THE PROBLEM:
Scan the listing below for the word "name" and state how many lines hold it. Write nothing but the number.

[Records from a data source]
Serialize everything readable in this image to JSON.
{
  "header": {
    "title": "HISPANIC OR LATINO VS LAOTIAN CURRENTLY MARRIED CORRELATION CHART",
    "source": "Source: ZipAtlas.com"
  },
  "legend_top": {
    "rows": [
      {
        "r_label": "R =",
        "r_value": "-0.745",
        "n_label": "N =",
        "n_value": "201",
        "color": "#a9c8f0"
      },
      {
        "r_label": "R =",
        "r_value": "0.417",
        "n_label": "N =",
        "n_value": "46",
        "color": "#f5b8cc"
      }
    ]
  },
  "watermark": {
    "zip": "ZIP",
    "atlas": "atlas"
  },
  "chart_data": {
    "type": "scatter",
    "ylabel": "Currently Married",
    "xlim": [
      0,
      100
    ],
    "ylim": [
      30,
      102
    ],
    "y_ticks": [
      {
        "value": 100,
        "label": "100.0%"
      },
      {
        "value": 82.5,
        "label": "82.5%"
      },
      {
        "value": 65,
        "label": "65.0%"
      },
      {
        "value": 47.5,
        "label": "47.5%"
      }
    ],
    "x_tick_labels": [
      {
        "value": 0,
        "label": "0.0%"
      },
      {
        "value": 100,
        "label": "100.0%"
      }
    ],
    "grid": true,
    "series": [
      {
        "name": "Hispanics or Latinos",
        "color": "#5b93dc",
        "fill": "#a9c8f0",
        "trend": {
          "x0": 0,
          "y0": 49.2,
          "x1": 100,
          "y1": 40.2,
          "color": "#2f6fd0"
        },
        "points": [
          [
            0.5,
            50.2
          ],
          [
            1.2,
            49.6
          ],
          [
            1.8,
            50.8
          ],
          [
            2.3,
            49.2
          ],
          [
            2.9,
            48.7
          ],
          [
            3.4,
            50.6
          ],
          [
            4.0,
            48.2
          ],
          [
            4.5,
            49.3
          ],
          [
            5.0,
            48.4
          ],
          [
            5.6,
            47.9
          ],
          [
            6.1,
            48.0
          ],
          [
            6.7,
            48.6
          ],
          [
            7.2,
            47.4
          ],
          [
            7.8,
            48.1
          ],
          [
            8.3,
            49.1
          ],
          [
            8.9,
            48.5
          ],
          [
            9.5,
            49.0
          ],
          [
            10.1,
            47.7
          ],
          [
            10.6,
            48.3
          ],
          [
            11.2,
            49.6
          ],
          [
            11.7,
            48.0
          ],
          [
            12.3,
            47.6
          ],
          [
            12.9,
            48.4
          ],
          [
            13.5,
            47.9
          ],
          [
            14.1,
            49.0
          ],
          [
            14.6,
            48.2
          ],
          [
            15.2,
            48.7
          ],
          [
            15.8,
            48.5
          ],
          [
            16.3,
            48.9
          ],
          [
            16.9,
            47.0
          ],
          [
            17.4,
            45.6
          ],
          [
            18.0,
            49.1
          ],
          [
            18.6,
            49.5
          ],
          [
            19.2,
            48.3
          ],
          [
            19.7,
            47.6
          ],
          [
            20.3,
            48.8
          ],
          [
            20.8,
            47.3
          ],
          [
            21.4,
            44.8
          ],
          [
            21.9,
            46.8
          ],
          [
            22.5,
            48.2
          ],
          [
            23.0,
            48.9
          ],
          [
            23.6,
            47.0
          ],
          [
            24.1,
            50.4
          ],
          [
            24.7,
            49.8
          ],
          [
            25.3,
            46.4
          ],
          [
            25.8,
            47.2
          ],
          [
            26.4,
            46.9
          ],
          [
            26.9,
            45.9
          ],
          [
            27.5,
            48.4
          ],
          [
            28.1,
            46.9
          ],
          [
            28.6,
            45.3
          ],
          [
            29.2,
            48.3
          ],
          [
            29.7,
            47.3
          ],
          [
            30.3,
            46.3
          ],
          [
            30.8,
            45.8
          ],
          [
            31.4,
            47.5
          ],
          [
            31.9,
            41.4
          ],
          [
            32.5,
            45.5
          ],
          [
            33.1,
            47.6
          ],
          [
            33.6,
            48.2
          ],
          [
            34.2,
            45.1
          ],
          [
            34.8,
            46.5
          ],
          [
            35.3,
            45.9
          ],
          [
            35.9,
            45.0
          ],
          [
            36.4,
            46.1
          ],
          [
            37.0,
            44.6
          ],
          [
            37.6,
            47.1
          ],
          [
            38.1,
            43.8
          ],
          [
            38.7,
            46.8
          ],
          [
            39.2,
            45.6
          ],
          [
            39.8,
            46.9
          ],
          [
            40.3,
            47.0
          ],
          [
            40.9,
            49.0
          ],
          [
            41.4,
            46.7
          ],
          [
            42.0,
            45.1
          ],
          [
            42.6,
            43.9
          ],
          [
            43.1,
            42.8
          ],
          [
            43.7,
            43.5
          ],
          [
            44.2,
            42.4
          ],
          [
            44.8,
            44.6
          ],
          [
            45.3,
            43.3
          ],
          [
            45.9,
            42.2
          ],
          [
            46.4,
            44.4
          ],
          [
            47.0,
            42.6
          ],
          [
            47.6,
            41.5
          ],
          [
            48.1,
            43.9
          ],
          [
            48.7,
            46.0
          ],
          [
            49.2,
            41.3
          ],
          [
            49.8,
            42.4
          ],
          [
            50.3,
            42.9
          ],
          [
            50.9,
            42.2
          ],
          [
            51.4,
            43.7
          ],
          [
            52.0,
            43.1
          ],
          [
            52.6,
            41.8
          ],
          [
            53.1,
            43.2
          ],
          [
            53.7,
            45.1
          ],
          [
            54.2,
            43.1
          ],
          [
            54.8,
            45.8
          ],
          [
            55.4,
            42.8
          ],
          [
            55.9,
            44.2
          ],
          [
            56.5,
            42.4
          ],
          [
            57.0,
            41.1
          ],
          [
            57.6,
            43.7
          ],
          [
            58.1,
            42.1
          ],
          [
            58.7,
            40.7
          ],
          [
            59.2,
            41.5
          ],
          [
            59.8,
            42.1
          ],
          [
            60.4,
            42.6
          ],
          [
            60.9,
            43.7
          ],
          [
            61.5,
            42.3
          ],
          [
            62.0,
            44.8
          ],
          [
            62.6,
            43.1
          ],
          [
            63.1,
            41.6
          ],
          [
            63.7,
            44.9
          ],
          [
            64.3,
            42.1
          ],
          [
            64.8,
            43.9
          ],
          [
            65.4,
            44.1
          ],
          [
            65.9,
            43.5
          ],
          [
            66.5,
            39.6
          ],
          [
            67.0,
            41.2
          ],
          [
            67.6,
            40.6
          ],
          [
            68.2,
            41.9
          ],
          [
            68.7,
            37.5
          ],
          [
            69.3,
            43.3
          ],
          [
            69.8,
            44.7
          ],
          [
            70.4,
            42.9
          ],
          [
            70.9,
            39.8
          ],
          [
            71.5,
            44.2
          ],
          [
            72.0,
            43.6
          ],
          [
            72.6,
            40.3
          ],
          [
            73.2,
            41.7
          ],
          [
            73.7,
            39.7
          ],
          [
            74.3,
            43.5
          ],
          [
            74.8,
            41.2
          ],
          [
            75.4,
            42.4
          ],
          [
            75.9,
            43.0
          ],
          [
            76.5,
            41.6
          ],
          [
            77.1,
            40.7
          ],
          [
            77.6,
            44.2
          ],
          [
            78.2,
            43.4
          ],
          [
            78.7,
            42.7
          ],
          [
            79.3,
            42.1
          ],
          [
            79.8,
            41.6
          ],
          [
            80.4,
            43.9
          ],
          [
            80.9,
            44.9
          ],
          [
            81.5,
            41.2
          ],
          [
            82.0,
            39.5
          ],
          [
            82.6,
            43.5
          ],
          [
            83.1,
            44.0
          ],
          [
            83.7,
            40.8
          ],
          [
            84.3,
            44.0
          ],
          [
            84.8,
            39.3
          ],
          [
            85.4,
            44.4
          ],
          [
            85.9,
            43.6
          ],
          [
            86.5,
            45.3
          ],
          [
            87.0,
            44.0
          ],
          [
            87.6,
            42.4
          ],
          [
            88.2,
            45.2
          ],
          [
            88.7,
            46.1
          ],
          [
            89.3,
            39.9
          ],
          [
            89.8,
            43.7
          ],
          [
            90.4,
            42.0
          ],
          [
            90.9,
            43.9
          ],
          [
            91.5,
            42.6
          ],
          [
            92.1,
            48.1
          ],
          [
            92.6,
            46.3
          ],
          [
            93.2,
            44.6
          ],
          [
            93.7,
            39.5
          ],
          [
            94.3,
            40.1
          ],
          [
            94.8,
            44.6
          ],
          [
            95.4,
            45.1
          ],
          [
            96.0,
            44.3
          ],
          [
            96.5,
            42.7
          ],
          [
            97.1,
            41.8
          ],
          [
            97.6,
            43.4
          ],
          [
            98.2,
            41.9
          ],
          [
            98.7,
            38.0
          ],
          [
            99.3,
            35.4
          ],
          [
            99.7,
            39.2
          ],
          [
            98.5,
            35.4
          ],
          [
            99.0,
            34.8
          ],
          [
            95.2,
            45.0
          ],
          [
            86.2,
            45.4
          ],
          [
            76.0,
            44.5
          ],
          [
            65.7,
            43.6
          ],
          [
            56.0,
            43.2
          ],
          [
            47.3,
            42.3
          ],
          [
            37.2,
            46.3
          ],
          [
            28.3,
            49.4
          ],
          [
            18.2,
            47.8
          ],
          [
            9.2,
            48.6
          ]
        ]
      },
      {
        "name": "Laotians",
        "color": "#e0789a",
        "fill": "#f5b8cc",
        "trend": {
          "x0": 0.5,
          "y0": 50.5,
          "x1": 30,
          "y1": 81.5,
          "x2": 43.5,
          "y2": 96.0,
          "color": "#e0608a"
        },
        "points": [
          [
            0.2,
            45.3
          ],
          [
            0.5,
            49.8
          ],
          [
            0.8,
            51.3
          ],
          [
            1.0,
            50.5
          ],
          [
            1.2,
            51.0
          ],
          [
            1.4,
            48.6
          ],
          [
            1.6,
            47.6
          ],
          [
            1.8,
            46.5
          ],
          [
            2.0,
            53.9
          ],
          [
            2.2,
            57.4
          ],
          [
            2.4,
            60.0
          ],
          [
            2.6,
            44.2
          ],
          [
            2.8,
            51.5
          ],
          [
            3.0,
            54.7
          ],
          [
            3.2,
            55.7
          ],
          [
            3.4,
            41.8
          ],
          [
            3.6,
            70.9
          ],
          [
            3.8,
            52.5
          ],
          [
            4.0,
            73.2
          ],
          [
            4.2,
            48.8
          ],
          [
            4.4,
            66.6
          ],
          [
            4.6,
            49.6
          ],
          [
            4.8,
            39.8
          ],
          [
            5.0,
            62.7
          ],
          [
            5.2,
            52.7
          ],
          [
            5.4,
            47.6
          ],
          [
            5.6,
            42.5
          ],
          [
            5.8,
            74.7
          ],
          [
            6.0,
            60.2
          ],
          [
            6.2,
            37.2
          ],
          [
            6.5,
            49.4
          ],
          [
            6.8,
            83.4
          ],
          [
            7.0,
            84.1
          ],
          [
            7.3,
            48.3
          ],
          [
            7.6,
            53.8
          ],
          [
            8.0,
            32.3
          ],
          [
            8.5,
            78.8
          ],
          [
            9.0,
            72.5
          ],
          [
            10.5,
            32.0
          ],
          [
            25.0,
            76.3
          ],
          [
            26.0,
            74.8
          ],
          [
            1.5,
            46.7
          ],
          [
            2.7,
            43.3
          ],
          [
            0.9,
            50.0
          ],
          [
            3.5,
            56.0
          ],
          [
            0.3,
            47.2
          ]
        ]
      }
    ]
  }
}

WRITTEN REPLY:
2